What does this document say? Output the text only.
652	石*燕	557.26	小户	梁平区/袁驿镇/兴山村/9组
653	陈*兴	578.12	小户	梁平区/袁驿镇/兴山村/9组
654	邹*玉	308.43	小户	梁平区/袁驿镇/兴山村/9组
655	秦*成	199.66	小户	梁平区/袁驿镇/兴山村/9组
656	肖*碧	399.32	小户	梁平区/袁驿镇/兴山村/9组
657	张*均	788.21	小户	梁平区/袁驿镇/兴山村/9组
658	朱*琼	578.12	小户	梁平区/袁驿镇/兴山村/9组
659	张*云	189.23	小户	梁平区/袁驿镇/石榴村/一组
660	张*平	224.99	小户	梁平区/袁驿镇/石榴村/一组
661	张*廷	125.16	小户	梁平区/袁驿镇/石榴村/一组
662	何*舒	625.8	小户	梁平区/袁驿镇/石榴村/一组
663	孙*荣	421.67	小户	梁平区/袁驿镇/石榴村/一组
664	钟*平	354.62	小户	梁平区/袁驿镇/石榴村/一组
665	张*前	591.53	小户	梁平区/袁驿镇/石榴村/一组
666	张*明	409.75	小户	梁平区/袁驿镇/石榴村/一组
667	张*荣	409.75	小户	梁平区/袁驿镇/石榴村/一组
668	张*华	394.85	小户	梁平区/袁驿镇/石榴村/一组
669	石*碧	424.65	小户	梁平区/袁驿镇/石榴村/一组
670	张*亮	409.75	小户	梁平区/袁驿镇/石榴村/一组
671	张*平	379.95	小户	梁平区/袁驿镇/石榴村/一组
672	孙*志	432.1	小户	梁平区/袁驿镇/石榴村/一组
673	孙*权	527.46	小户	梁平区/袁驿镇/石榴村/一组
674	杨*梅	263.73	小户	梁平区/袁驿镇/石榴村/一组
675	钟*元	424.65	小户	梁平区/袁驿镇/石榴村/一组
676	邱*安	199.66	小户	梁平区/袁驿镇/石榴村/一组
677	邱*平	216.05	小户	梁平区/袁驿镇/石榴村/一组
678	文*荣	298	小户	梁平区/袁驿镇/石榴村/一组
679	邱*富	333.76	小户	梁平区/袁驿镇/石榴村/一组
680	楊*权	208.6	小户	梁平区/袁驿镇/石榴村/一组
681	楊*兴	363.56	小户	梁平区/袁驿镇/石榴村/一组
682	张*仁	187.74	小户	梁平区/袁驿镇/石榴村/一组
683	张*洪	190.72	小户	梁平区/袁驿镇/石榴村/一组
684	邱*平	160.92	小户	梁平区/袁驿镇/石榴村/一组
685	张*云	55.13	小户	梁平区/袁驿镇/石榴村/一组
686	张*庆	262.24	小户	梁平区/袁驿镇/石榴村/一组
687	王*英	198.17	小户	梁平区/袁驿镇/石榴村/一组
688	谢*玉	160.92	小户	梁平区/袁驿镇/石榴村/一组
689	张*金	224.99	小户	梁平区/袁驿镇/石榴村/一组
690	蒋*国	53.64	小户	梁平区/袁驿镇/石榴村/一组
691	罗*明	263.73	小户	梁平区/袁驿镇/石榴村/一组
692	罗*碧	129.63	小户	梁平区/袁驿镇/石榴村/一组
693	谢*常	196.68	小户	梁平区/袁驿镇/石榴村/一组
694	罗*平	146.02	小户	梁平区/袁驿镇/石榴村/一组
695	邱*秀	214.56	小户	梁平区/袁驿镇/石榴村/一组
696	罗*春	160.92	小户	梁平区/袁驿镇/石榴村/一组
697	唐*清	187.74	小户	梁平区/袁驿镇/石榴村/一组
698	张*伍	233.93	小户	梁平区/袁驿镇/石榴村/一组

···

*Request*
Each of the records should be retyped exactly.

*Worked solution*
What does this document say? Output the text only.
652	石*燕	557.26	小户	梁平区/袁驿镇/兴山村/9组
653	陈*兴	578.12	小户	梁平区/袁驿镇/兴山村/9组
654	邹*玉	308.43	小户	梁平区/袁驿镇/兴山村/9组
655	秦*成	199.66	小户	梁平区/袁驿镇/兴山村/9组
656	肖*碧	399.32	小户	梁平区/袁驿镇/兴山村/9组
657	张*均	788.21	小户	梁平区/袁驿镇/兴山村/9组
658	朱*琼	578.12	小户	梁平区/袁驿镇/兴山村/9组
659	张*云	189.23	小户	梁平区/袁驿镇/石榴村/一组
660	张*平	224.99	小户	梁平区/袁驿镇/石榴村/一组
661	张*廷	125.16	小户	梁平区/袁驿镇/石榴村/一组
662	何*舒	625.8	小户	梁平区/袁驿镇/石榴村/一组
663	孙*荣	421.67	小户	梁平区/袁驿镇/石榴村/一组
664	钟*平	354.62	小户	梁平区/袁驿镇/石榴村/一组
665	张*前	591.53	小户	梁平区/袁驿镇/石榴村/一组
666	张*明	409.75	小户	梁平区/袁驿镇/石榴村/一组
667	张*荣	409.75	小户	梁平区/袁驿镇/石榴村/一组
668	张*华	394.85	小户	梁平区/袁驿镇/石榴村/一组
669	石*碧	424.65	小户	梁平区/袁驿镇/石榴村/一组
670	张*亮	409.75	小户	梁平区/袁驿镇/石榴村/一组
671	张*平	379.95	小户	梁平区/袁驿镇/石榴村/一组
672	孙*志	432.1	小户	梁平区/袁驿镇/石榴村/一组
673	孙*权	527.46	小户	梁平区/袁驿镇/石榴村/一组
674	杨*梅	263.73	小户	梁平区/袁驿镇/石榴村/一组
675	钟*元	424.65	小户	梁平区/袁驿镇/石榴村/一组
676	邱*安	199.66	小户	梁平区/袁驿镇/石榴村/一组
677	邱*平	216.05	小户	梁平区/袁驿镇/石榴村/一组
678	文*荣	298	小户	梁平区/袁驿镇/石榴村/一组
679	邱*富	333.76	小户	梁平区/袁驿镇/石榴村/一组
680	楊*权	208.6	小户	梁平区/袁驿镇/石榴村/一组
681	楊*兴	363.56	小户	梁平区/袁驿镇/石榴村/一组
682	张*仁	187.74	小户	梁平区/袁驿镇/石榴村/一组
683	张*洪	190.72	小户	梁平区/袁驿镇/石榴村/一组
684	邱*平	160.92	小户	梁平区/袁驿镇/石榴村/一组
685	张*云	55.13	小户	梁平区/袁驿镇/石榴村/一组
686	张*庆	262.24	小户	梁平区/袁驿镇/石榴村/一组
687	王*英	198.17	小户	梁平区/袁驿镇/石榴村/一组
688	谢*玉	160.92	小户	梁平区/袁驿镇/石榴村/一组
689	张*金	224.99	小户	梁平区/袁驿镇/石榴村/一组
690	蒋*国	53.64	小户	梁平区/袁驿镇/石榴村/一组
691	罗*明	263.73	小户	梁平区/袁驿镇/石榴村/一组
692	罗*碧	129.63	小户	梁平区/袁驿镇/石榴村/一组
693	谢*常	196.68	小户	梁平区/袁驿镇/石榴村/一组
694	罗*平	146.02	小户	梁平区/袁驿镇/石榴村/一组
695	邱*秀	214.56	小户	梁平区/袁驿镇/石榴村/一组
696	罗*春	160.92	小户	梁平区/袁驿镇/石榴村/一组
697	唐*清	187.74	小户	梁平区/袁驿镇/石榴村/一组
698	张*伍	233.93	小户	梁平区/袁驿镇/石榴村/一组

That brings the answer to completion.